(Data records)

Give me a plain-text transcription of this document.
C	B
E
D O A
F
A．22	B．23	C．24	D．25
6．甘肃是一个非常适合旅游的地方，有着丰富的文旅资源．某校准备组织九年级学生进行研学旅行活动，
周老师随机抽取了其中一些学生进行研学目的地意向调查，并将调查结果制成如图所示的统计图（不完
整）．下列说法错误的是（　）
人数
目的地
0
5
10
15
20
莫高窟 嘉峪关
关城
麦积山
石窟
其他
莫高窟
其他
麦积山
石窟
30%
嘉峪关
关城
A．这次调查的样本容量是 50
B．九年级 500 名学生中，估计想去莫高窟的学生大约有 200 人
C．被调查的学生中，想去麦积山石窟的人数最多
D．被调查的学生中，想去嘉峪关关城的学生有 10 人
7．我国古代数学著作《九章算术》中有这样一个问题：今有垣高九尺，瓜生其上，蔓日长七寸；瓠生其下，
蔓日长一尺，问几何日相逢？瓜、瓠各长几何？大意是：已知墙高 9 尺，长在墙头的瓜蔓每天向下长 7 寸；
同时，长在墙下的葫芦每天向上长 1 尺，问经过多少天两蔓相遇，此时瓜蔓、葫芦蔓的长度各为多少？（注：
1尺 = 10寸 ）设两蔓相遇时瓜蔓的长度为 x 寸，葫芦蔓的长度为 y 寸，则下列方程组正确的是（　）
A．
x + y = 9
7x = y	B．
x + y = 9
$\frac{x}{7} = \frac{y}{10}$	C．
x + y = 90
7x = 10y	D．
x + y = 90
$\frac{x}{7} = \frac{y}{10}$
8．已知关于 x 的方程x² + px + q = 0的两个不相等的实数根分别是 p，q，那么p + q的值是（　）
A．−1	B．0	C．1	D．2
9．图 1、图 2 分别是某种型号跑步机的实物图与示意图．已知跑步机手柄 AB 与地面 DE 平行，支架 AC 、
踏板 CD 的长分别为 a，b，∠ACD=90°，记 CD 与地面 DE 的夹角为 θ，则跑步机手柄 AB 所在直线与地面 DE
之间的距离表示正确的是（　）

...

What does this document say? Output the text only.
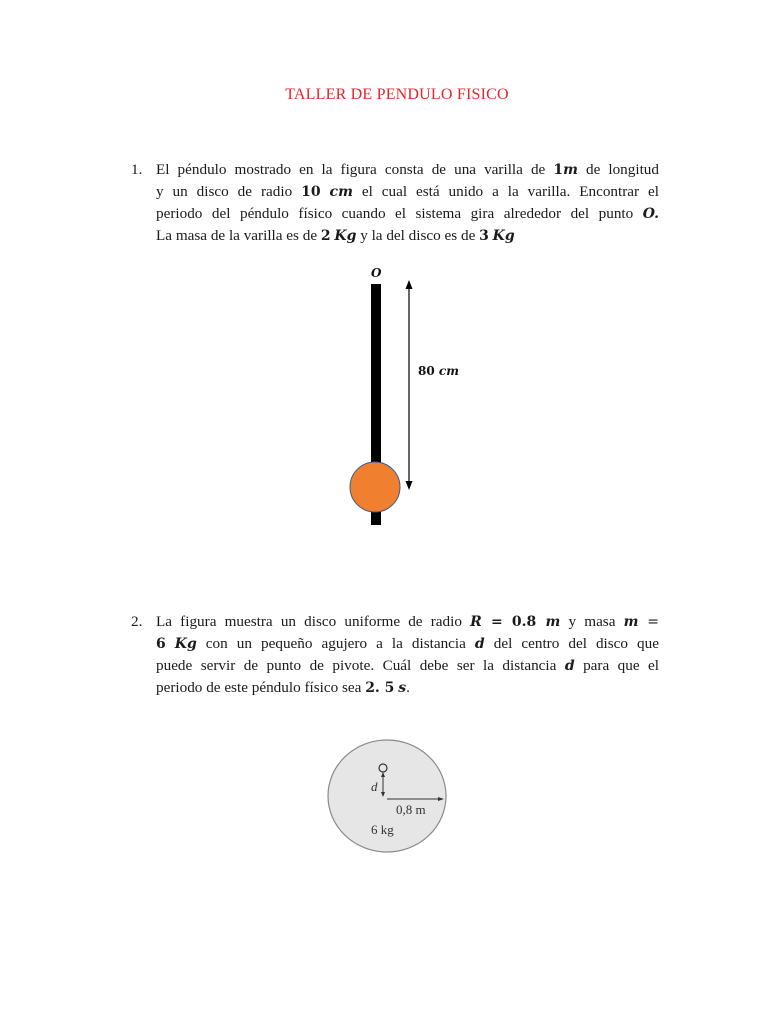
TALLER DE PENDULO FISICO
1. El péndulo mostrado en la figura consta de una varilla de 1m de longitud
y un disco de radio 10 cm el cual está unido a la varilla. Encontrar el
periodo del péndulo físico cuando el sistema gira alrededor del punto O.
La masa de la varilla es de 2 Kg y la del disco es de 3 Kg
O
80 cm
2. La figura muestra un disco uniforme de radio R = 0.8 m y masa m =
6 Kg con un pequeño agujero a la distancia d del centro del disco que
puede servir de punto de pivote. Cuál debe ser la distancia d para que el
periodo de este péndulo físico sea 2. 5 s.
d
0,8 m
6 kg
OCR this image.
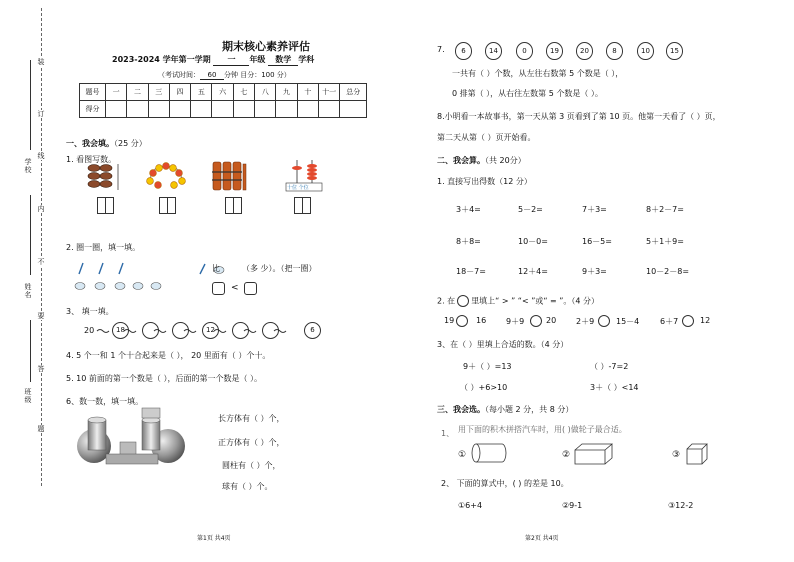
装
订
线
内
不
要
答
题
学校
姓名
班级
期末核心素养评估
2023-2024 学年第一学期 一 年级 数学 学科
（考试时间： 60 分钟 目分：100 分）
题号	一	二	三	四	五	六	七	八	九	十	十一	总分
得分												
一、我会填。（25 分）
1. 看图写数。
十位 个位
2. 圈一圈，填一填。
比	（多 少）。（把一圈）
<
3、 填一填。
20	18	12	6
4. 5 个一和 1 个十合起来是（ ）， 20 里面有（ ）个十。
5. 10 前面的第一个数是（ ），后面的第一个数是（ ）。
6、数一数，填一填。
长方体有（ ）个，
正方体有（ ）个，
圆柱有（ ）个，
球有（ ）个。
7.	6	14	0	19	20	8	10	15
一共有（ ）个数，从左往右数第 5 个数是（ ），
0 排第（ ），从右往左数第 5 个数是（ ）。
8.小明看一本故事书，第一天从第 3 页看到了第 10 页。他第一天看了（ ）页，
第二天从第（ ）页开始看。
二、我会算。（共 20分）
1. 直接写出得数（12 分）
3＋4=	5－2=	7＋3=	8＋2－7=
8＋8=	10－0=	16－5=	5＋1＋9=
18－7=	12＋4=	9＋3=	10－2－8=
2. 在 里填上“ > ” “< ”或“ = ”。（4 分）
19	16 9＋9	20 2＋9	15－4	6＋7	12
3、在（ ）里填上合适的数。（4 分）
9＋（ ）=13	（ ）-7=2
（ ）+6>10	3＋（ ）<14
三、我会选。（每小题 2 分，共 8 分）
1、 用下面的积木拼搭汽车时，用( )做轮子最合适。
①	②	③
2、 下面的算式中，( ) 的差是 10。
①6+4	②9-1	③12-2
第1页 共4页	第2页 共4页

* * *

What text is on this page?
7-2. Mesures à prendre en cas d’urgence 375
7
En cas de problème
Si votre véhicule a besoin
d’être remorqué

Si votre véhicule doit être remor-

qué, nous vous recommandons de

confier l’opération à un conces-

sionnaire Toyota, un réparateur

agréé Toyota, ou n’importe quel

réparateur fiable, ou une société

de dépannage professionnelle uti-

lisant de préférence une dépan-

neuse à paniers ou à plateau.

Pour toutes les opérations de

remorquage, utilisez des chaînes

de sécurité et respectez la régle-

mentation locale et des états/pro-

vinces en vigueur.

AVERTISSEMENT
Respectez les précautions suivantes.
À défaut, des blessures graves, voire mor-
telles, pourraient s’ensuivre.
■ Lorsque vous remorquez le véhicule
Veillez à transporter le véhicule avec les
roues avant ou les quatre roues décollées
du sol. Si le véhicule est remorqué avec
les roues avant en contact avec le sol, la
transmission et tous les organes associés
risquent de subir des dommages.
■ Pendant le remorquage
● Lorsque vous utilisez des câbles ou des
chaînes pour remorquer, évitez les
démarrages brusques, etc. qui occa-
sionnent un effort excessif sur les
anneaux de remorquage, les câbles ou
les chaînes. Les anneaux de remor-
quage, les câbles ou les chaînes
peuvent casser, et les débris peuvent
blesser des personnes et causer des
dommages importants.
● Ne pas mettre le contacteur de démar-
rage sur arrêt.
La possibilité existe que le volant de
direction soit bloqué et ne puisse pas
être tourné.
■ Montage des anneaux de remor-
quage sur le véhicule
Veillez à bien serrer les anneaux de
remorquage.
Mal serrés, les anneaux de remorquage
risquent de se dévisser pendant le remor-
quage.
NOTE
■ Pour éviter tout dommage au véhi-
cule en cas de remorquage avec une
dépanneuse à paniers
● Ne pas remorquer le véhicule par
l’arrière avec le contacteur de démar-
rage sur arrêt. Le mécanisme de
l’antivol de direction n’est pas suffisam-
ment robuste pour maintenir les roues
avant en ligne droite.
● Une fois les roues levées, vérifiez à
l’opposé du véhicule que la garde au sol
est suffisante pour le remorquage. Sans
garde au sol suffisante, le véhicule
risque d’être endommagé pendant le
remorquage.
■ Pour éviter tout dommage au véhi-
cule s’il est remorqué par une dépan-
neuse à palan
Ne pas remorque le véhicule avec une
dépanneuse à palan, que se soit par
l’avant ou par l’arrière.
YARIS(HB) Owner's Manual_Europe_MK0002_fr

- DESCRIPTION OF THE TASK
Looking at the data above, how many lines hold the word "document"? Respond with the number alone.

- RESPONSE TO THIS EXERCISE
2